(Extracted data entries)
- - - -

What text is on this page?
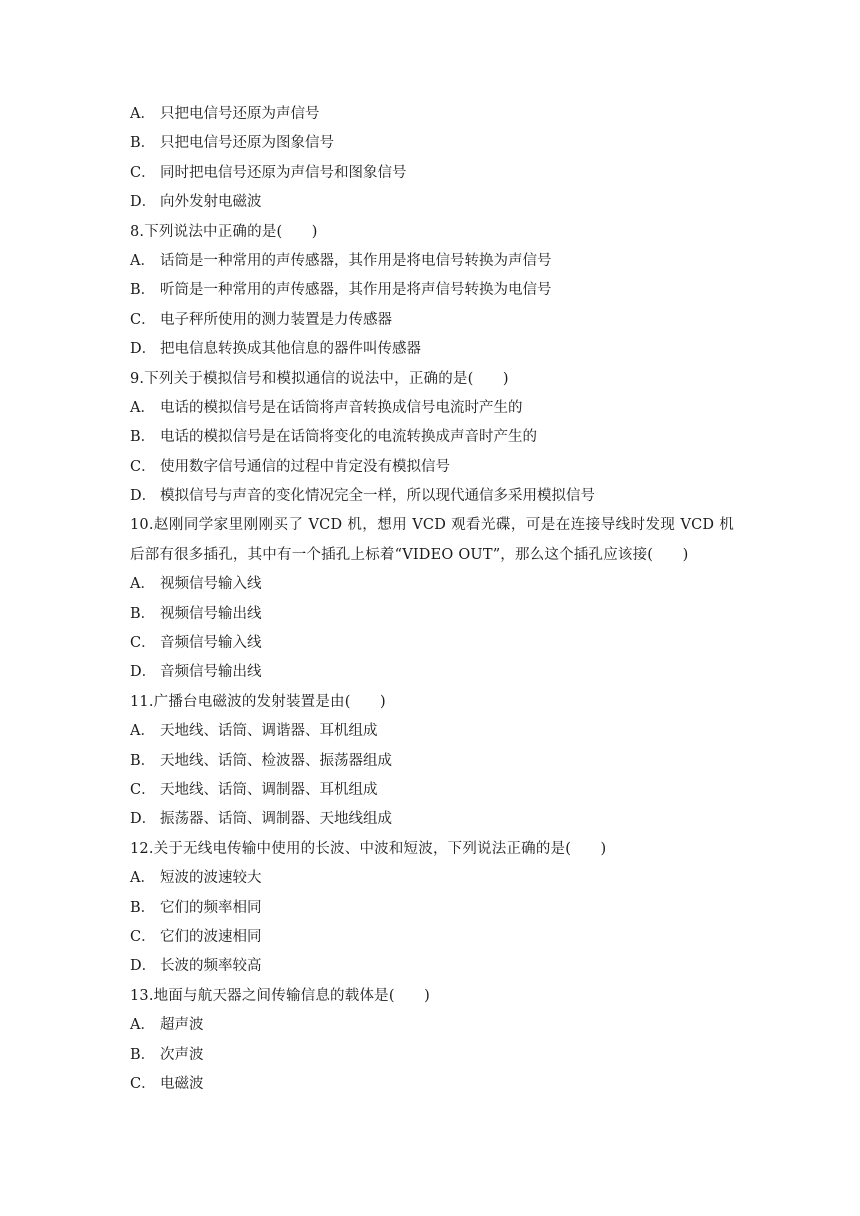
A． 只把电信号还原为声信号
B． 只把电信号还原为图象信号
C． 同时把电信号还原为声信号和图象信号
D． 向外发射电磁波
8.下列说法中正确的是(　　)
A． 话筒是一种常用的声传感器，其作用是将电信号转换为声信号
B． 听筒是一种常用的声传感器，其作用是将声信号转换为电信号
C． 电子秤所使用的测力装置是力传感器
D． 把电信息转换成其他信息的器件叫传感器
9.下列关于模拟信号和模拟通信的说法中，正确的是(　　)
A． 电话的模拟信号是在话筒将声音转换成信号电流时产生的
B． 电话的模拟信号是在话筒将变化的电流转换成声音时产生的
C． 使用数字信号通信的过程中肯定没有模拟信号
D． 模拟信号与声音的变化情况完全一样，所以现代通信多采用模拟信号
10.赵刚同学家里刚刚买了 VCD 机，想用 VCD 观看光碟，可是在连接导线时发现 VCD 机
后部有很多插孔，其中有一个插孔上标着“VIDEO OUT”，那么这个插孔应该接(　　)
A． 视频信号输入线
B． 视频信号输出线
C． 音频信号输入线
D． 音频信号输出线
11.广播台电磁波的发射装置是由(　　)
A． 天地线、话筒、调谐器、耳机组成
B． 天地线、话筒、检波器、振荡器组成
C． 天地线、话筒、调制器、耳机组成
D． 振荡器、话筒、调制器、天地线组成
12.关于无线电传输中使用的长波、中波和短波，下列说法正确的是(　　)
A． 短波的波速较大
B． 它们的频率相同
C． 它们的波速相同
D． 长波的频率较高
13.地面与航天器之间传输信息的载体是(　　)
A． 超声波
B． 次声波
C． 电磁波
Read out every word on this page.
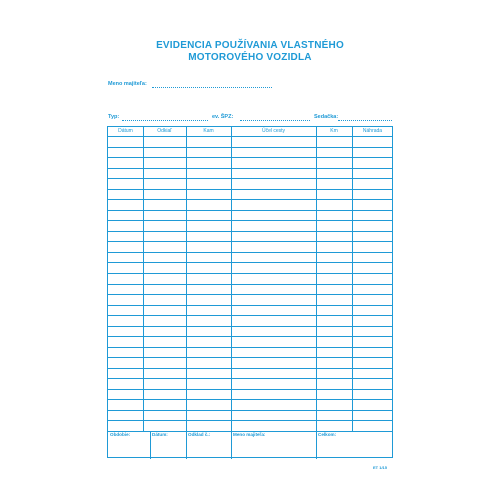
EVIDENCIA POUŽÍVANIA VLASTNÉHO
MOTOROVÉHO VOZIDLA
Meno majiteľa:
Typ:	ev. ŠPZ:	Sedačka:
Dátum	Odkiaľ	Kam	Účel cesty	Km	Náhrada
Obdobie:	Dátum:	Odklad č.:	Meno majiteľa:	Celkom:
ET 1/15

- - - -

• [Do this] Would you mind returning each entry above word for word, skipping the images?

• [Answer to this exercise]
What text is on this page?
A． 只把电信号还原为声信号
B． 只把电信号还原为图象信号
C． 同时把电信号还原为声信号和图象信号
D． 向外发射电磁波
8.下列说法中正确的是(　　)
A． 话筒是一种常用的声传感器，其作用是将电信号转换为声信号
B． 听筒是一种常用的声传感器，其作用是将声信号转换为电信号
C． 电子秤所使用的测力装置是力传感器
D． 把电信息转换成其他信息的器件叫传感器
9.下列关于模拟信号和模拟通信的说法中，正确的是(　　)
A． 电话的模拟信号是在话筒将声音转换成信号电流时产生的
B． 电话的模拟信号是在话筒将变化的电流转换成声音时产生的
C． 使用数字信号通信的过程中肯定没有模拟信号
D． 模拟信号与声音的变化情况完全一样，所以现代通信多采用模拟信号
10.赵刚同学家里刚刚买了 VCD 机，想用 VCD 观看光碟，可是在连接导线时发现 VCD 机
后部有很多插孔，其中有一个插孔上标着“VIDEO OUT”，那么这个插孔应该接(　　)
A． 视频信号输入线
B． 视频信号输出线
C． 音频信号输入线
D． 音频信号输出线
11.广播台电磁波的发射装置是由(　　)
A． 天地线、话筒、调谐器、耳机组成
B． 天地线、话筒、检波器、振荡器组成
C． 天地线、话筒、调制器、耳机组成
D． 振荡器、话筒、调制器、天地线组成
12.关于无线电传输中使用的长波、中波和短波，下列说法正确的是(　　)
A． 短波的波速较大
B． 它们的频率相同
C． 它们的波速相同
D． 长波的频率较高
13.地面与航天器之间传输信息的载体是(　　)
A． 超声波
B． 次声波
C． 电磁波
Read out every word on this page.
EVIDENCIA POUŽÍVANIA VLASTNÉHO
MOTOROVÉHO VOZIDLA
Meno majiteľa:
Typ:	ev. ŠPZ:	Sedačka:
Dátum	Odkiaľ	Kam	Účel cesty	Km	Náhrada
Obdobie:	Dátum:	Odklad č.:	Meno majiteľa:	Celkom:
ET 1/15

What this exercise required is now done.